▸ **Requirements**
Find each line with the word "JSON" and state how many there are, nothing more.

▸ **Dataset**
[BEGIN]
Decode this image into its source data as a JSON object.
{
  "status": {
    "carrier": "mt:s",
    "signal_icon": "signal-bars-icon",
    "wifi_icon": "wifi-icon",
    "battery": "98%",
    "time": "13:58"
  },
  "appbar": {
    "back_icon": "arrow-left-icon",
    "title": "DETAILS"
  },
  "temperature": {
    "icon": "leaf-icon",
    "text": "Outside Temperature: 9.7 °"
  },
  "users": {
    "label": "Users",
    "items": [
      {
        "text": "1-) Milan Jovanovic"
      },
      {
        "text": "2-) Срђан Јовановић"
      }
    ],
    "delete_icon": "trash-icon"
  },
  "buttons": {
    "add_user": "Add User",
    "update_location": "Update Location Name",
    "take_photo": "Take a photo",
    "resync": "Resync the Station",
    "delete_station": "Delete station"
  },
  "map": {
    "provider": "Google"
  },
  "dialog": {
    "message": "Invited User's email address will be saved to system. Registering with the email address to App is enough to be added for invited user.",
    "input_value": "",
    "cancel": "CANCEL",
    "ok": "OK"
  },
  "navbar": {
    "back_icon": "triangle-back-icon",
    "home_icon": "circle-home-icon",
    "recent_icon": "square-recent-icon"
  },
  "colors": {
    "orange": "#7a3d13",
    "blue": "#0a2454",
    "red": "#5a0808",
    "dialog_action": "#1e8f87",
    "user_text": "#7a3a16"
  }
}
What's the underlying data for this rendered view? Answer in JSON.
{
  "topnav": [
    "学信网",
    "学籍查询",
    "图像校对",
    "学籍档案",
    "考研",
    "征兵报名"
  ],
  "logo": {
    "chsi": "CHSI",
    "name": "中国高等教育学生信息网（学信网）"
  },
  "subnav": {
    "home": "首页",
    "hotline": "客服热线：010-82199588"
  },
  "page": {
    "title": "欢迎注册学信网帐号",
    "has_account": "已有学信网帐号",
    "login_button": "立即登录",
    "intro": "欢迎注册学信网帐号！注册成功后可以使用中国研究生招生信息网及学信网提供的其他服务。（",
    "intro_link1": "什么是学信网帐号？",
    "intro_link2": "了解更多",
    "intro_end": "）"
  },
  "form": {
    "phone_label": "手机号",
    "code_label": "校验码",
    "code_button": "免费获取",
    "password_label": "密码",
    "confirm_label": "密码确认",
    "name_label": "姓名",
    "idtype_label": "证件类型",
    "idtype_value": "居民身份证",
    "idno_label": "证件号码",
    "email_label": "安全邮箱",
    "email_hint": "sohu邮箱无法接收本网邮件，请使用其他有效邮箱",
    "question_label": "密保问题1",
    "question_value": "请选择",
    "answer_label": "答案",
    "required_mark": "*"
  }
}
[END]
▸ **Output of the task**
2